■ Raw data ■

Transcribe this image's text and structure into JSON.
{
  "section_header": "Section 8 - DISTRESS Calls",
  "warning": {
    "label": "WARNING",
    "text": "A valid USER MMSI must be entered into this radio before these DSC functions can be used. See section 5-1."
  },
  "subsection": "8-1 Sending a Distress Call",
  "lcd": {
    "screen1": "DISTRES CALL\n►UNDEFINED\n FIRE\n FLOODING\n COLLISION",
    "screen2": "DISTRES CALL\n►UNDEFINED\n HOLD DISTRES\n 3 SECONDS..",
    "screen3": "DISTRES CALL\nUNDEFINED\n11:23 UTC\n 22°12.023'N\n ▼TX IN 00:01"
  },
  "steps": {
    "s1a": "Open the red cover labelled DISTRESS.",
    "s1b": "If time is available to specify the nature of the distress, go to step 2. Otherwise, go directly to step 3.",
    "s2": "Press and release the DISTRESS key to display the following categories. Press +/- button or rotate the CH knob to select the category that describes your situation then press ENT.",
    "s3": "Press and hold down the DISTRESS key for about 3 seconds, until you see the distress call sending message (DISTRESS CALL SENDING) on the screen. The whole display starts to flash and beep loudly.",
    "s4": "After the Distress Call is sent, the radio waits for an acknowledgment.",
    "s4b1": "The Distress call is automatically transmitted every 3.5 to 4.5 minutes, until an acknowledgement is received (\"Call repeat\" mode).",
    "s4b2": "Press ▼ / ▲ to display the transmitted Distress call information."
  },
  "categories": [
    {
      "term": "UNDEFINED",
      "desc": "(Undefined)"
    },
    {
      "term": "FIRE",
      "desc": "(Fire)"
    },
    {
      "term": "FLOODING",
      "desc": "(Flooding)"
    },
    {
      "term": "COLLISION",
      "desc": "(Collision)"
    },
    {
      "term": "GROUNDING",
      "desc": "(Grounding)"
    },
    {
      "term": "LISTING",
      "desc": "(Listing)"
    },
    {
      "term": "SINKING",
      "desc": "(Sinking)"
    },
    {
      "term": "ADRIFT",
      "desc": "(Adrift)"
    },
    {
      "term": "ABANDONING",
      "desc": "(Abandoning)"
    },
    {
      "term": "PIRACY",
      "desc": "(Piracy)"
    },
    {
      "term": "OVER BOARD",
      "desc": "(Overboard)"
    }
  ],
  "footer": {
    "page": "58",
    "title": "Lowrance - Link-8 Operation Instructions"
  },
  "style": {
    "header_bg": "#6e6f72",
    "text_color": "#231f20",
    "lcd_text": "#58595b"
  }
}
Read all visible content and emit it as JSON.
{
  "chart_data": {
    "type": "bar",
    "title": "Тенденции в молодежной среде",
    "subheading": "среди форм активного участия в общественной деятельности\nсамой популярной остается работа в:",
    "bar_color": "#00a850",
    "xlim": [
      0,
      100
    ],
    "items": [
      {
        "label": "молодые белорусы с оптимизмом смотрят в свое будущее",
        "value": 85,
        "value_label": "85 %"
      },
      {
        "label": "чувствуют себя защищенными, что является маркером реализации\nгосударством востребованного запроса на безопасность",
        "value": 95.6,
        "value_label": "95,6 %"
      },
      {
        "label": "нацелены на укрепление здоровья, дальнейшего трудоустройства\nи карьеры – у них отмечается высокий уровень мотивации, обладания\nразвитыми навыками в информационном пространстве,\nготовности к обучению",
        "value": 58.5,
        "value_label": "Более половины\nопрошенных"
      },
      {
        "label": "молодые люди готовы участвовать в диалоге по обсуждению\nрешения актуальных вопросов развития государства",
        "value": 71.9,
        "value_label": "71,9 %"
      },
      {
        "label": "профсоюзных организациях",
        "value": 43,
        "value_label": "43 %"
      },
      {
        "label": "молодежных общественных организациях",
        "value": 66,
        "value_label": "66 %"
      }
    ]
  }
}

■ Challenge ■
Gather from the records above every line containing the string "Press".

■ Solution to this task ■
    "s2": "Press and release the DISTRESS key to display the following categories. Press +/- button or rotate the CH knob to select the category that describes your situation then press ENT.",
    "s3": "Press and hold down the DISTRESS key for about 3 seconds, until you see the distress call sending message (DISTRESS CALL SENDING) on the screen. The whole display starts to flash and beep loudly.",
    "s4b2": "Press ▼ / ▲ to display the transmitted Distress call information."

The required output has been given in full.